> [What you should do]
All lines featuring the string "Roll" are to be listed.

Saved entries
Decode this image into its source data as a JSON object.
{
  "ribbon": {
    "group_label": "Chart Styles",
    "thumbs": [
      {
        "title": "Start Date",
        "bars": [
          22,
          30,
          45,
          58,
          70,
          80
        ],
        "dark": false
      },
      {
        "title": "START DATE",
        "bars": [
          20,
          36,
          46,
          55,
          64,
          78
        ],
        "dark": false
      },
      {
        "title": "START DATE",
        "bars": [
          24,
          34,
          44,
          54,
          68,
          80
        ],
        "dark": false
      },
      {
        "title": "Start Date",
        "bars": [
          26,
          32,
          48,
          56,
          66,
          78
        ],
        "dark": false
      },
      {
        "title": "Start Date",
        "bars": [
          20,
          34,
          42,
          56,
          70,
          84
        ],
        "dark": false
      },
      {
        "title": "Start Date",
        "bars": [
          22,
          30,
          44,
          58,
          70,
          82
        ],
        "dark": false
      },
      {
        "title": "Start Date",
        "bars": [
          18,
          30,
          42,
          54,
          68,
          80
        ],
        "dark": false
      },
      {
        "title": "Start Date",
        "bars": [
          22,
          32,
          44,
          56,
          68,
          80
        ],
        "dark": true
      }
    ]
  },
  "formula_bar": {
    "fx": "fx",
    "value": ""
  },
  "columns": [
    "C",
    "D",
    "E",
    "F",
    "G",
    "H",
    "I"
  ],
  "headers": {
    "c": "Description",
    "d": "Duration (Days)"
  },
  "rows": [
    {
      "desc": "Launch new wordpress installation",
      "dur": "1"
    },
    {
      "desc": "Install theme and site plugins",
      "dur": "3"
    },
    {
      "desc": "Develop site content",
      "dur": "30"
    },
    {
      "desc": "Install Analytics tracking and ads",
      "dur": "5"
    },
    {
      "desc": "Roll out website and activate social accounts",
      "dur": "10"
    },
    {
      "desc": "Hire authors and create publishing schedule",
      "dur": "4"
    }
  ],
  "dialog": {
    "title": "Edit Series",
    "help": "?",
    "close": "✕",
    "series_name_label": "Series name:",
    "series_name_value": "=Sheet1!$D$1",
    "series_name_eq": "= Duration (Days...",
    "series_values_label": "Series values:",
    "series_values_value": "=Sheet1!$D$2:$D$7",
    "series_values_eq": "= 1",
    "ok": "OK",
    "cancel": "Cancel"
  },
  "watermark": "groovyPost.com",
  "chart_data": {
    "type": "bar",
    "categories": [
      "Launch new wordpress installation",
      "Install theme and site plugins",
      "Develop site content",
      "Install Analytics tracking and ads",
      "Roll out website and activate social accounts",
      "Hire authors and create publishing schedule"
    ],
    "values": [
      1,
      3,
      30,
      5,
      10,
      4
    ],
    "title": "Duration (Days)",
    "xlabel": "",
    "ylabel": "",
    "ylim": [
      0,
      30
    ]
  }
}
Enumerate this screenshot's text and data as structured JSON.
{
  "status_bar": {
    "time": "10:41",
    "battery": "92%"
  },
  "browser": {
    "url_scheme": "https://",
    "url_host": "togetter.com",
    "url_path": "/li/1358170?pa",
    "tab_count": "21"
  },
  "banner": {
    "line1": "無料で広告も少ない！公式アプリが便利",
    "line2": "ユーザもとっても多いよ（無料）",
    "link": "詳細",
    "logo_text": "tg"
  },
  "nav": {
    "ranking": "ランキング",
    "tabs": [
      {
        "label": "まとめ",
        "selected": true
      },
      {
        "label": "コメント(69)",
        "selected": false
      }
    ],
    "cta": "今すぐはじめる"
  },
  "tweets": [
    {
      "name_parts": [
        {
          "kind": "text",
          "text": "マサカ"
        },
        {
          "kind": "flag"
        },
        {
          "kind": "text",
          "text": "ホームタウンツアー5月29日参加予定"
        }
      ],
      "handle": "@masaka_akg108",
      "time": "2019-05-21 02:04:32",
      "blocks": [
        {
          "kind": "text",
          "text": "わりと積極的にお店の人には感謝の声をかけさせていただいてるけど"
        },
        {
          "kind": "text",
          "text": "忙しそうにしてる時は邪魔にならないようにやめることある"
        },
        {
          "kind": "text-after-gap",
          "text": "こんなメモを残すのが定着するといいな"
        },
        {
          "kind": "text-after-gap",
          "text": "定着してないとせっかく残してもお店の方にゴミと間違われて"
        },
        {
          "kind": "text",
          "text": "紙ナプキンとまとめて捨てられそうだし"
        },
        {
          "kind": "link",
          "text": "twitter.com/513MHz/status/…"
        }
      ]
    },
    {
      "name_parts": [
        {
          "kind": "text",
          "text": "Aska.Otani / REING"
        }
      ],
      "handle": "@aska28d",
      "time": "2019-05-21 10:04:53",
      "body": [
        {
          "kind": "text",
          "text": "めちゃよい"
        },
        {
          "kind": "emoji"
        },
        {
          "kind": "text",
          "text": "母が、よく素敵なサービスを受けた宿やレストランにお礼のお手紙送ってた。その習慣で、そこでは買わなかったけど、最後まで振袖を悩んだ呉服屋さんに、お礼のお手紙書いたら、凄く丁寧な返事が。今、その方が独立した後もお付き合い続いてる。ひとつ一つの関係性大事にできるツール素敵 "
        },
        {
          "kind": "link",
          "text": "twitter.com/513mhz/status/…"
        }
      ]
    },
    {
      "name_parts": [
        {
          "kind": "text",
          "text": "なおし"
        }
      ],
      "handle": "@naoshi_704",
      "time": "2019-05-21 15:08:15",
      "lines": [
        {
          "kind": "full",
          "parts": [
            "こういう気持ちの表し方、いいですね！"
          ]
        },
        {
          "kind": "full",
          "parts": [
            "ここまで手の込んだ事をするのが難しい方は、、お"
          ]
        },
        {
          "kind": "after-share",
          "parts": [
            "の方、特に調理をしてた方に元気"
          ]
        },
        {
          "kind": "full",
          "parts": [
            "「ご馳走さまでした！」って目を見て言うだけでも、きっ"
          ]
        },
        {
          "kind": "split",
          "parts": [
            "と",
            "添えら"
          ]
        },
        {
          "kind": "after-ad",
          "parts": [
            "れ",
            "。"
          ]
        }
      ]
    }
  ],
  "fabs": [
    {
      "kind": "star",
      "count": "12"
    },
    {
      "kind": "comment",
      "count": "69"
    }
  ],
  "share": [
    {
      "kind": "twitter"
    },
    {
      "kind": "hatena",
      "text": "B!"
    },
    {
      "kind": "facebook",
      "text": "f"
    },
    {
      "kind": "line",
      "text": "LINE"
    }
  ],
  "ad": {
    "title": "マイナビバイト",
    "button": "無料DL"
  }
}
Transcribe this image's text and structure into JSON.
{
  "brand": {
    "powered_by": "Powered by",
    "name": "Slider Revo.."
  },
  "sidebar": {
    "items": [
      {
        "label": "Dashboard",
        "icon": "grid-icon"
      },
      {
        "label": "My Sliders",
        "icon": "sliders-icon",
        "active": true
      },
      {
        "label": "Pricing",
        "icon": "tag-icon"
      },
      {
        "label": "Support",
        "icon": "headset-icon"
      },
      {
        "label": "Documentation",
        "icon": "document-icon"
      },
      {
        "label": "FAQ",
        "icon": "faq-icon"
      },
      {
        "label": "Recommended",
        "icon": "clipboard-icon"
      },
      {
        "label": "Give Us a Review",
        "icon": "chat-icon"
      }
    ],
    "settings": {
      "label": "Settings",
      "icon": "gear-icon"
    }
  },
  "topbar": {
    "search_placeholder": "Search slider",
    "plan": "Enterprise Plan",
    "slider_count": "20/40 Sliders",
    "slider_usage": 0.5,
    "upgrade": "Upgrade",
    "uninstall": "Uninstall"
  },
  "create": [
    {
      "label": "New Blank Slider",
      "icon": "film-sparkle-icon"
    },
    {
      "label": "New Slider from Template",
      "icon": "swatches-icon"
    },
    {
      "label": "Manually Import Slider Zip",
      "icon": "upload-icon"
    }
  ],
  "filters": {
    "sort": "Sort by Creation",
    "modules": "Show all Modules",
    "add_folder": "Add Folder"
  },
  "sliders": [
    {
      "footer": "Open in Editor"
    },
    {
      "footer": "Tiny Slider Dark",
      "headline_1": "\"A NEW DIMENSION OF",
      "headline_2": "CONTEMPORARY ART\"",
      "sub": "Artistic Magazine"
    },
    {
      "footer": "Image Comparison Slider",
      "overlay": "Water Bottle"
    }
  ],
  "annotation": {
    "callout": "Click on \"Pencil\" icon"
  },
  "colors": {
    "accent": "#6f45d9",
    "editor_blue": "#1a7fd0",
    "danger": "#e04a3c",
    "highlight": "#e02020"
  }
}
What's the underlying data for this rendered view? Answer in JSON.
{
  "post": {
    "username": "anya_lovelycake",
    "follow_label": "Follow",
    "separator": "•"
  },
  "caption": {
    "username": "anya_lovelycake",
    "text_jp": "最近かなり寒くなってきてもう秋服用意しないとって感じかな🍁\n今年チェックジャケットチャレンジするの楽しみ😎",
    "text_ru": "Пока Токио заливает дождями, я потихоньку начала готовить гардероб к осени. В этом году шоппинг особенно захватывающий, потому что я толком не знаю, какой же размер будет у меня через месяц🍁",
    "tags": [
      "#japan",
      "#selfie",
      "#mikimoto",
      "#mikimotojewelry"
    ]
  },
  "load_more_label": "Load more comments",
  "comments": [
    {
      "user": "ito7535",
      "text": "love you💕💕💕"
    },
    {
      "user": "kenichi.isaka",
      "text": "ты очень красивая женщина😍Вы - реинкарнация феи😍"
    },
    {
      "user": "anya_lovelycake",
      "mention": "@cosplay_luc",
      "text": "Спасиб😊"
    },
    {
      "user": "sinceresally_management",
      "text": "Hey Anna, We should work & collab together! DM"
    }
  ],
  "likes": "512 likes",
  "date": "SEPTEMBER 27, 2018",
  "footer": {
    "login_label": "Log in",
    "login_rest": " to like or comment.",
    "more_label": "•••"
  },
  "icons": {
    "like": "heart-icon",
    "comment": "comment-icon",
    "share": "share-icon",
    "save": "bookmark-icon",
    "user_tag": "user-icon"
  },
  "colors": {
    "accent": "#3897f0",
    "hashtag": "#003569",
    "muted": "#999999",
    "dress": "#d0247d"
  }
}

> [The reply]
      "desc": "Roll out website and activate social accounts",
      "Roll out website and activate social accounts",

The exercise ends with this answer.